## SET PROBLEM
Below are entries. Pull out all lines containing "grid".

Dataset entries on figures:
-- BEGIN --
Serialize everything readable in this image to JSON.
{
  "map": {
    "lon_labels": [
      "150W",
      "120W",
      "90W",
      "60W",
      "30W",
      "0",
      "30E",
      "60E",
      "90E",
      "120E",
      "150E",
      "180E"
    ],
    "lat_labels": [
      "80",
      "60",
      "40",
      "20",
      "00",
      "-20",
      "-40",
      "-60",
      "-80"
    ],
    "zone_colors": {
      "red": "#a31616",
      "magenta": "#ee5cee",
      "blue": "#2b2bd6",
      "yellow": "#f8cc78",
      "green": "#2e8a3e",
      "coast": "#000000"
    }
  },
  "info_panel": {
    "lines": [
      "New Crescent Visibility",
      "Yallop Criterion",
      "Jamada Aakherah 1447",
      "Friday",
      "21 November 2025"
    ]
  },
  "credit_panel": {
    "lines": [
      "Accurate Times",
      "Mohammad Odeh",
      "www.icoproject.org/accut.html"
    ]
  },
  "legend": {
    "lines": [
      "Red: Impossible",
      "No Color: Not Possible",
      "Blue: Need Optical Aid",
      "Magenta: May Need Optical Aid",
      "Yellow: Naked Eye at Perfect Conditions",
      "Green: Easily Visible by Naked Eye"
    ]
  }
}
-- END --
-- BEGIN --
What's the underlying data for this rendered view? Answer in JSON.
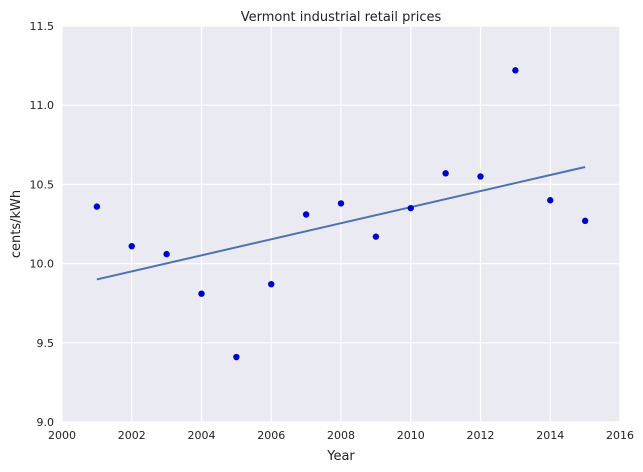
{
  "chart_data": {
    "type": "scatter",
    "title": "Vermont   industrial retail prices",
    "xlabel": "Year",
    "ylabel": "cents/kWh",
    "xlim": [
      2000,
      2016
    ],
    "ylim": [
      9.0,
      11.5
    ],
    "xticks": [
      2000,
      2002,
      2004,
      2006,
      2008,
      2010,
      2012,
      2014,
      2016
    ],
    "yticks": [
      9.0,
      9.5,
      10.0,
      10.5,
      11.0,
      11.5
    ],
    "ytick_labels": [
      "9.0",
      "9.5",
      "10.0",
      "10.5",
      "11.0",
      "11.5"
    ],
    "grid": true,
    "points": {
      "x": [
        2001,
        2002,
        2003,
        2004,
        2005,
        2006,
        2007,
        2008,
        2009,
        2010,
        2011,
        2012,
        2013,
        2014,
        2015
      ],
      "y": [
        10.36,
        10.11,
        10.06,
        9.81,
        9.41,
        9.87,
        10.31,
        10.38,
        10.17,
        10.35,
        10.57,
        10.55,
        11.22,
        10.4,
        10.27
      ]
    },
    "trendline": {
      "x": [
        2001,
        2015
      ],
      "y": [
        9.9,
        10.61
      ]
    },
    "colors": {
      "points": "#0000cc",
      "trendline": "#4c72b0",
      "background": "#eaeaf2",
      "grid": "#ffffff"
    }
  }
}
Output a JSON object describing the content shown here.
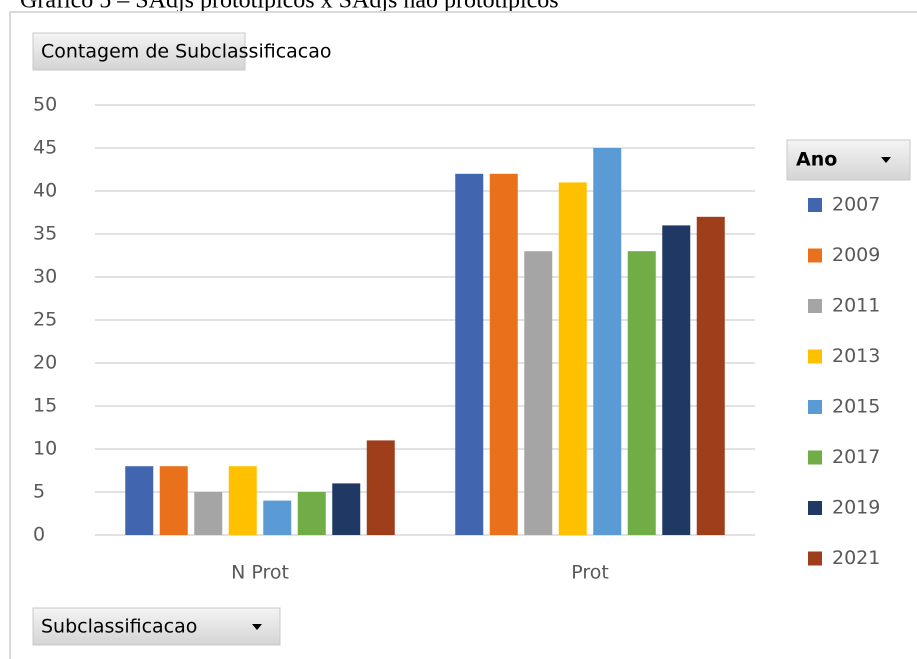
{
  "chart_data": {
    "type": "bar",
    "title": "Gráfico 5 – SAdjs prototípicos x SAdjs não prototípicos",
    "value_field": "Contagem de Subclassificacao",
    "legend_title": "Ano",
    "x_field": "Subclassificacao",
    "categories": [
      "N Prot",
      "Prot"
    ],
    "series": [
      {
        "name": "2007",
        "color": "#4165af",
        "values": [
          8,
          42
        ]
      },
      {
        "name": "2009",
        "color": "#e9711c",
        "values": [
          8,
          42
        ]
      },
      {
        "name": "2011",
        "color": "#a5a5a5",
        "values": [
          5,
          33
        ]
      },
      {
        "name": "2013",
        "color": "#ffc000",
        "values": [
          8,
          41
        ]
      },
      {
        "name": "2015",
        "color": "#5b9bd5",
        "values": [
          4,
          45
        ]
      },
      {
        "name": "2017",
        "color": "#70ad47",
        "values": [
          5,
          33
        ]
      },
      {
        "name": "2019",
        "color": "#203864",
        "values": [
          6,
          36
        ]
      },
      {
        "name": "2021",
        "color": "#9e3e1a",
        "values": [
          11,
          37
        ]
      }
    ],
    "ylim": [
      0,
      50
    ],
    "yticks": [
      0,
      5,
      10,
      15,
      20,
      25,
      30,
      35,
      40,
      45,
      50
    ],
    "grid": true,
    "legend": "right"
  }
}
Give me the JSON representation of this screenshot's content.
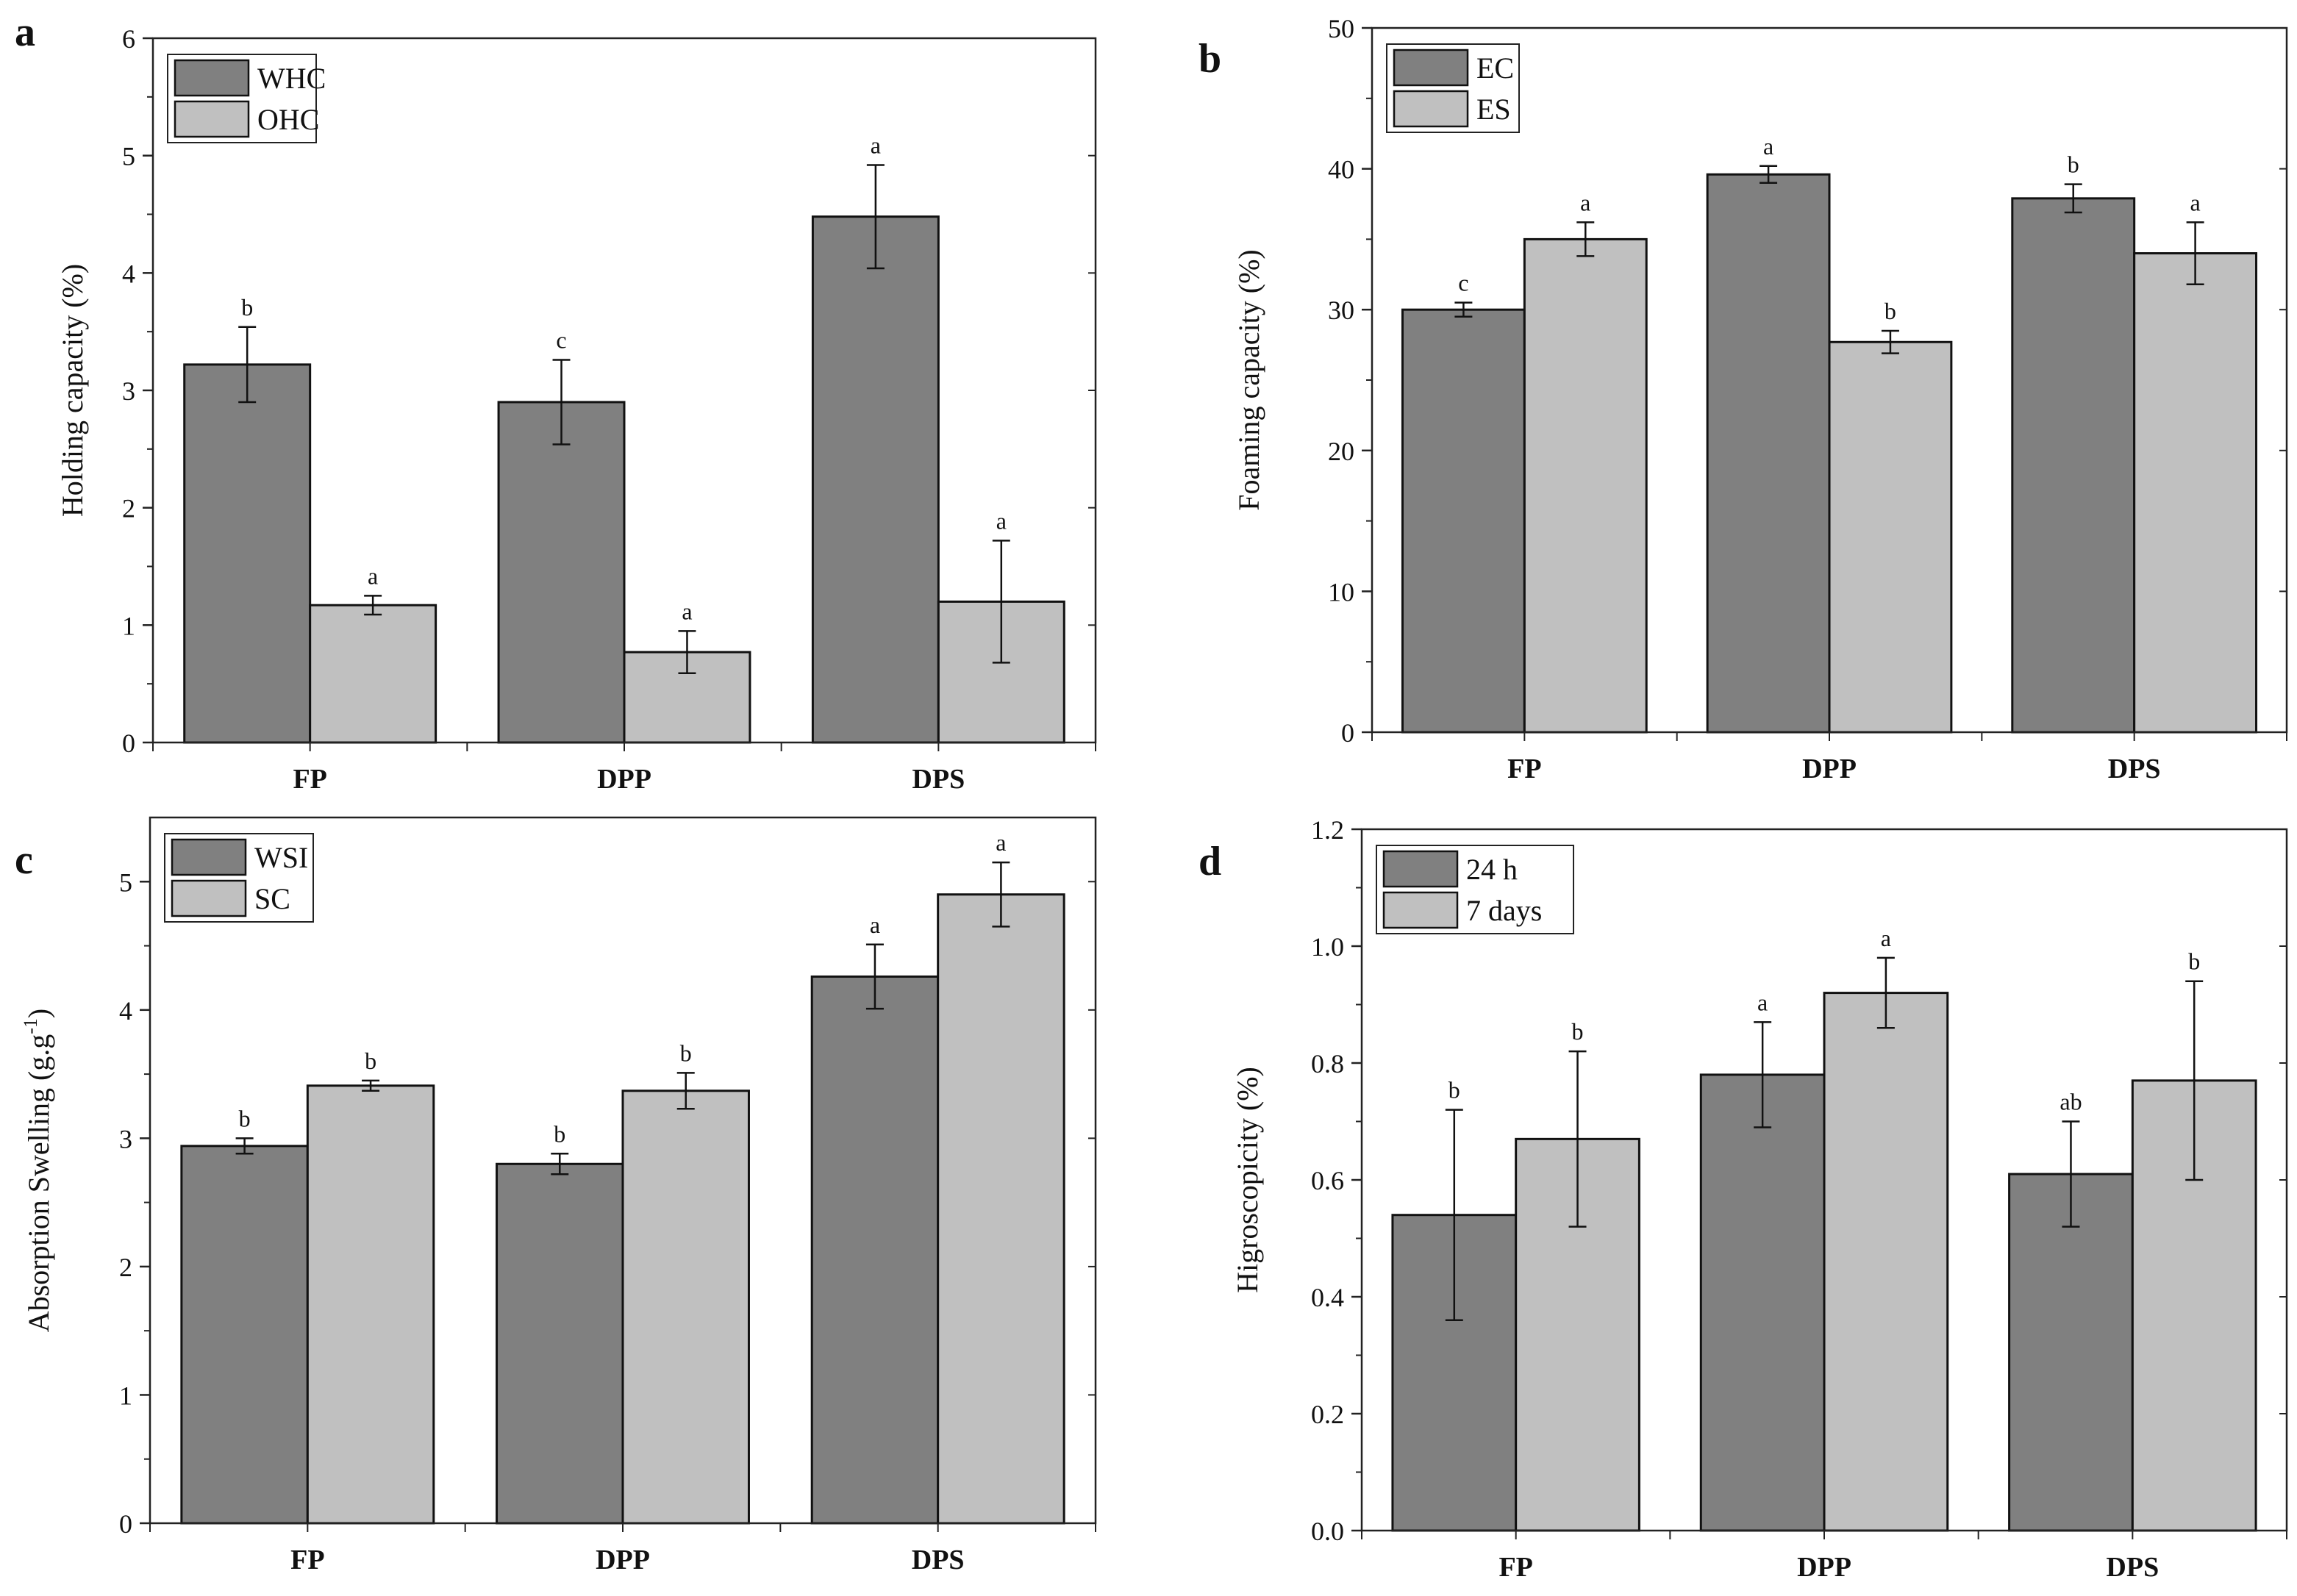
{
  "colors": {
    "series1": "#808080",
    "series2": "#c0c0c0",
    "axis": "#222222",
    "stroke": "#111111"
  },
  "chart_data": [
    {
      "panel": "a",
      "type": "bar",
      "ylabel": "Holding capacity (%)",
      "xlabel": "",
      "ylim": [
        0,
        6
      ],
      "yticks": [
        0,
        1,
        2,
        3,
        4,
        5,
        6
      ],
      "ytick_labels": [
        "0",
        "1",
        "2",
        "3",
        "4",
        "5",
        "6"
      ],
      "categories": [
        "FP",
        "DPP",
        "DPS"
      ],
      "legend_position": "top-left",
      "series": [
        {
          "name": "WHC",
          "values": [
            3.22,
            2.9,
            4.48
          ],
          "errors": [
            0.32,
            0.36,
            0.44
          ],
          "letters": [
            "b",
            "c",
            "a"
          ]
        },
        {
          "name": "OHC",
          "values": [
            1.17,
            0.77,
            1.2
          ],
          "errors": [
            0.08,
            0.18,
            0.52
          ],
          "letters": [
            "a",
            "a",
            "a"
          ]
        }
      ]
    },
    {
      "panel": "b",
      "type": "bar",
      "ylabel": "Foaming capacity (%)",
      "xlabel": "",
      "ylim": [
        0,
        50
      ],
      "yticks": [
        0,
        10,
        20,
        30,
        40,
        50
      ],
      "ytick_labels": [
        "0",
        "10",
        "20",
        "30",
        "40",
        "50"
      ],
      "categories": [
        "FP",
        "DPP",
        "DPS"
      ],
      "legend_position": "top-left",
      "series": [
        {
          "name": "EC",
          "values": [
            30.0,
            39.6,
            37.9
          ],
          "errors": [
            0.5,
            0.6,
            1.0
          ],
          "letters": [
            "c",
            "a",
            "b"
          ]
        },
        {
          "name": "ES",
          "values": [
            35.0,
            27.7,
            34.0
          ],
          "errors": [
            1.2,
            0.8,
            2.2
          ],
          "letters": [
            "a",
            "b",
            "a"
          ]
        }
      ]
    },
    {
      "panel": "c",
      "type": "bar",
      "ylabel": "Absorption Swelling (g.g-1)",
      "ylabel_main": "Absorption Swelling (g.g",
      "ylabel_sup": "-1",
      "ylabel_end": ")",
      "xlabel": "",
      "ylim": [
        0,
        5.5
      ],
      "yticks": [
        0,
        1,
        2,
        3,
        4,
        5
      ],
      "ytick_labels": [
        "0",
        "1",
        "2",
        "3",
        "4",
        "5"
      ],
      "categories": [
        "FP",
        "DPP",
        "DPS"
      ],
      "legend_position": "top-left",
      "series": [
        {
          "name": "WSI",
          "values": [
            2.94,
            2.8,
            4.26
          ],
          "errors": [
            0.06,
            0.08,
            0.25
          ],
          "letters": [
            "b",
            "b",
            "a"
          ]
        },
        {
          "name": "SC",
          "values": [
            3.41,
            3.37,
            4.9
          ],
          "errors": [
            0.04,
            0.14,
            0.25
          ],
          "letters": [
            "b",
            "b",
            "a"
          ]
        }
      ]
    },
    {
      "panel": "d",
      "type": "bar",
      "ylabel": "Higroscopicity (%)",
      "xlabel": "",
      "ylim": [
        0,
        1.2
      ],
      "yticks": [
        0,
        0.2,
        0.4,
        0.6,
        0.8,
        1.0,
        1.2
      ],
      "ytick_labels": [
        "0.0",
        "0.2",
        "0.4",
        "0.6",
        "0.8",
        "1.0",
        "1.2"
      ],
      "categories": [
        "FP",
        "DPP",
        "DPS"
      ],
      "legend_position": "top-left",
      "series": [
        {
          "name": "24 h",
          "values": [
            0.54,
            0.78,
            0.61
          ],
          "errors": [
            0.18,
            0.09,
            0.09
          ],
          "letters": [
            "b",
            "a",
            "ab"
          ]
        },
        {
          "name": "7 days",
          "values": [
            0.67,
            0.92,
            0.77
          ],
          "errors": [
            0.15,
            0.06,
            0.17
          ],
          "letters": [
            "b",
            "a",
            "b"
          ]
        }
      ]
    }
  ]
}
-- END --
-- BEGIN --
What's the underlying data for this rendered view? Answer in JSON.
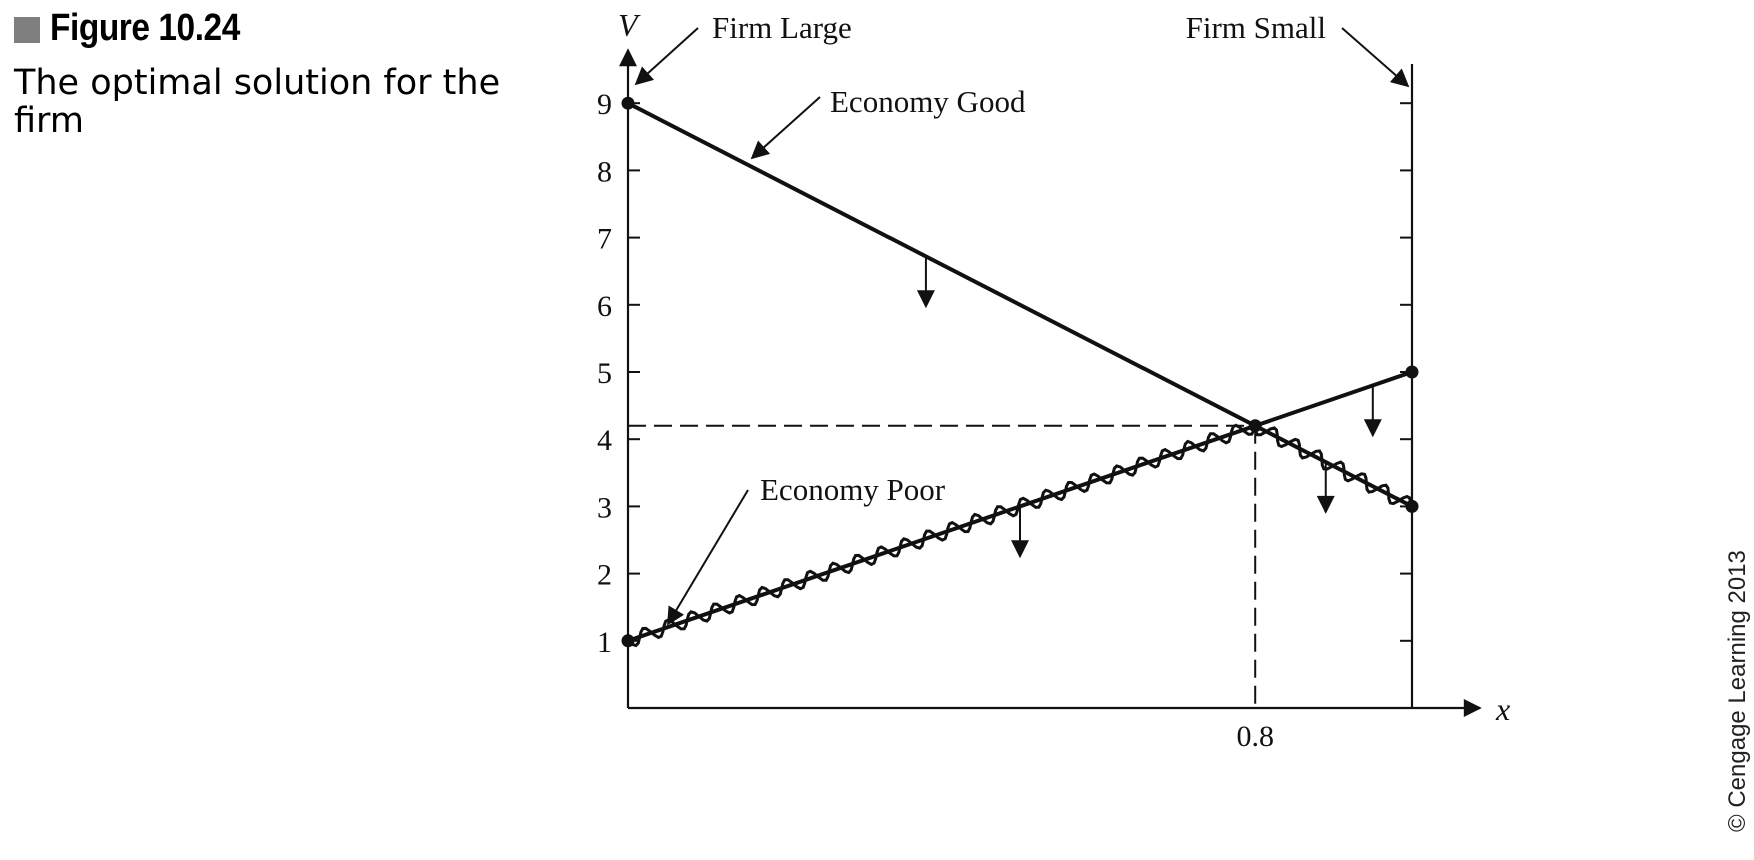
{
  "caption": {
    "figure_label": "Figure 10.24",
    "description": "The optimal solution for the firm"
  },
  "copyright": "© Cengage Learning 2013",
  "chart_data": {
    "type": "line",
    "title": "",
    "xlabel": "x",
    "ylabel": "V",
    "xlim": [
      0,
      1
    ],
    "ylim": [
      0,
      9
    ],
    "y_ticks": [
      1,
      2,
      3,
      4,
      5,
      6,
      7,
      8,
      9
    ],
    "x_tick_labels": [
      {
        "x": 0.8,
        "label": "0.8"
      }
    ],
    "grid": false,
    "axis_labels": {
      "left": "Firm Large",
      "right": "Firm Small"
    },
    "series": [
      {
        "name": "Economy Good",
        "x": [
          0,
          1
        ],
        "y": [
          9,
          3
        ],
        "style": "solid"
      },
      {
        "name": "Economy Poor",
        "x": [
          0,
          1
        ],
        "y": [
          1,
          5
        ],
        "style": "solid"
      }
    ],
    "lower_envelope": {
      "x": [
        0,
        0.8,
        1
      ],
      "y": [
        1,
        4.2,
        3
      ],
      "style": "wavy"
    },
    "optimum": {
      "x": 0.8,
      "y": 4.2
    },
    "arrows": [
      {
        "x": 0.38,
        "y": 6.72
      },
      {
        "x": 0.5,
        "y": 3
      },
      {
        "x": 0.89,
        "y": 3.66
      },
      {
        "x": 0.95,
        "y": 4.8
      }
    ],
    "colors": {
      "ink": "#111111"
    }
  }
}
-- END --
## IN RESPONSE
    "grid": true,
      "grid": "#ffffff"
    "grid": true,
    "grid": false,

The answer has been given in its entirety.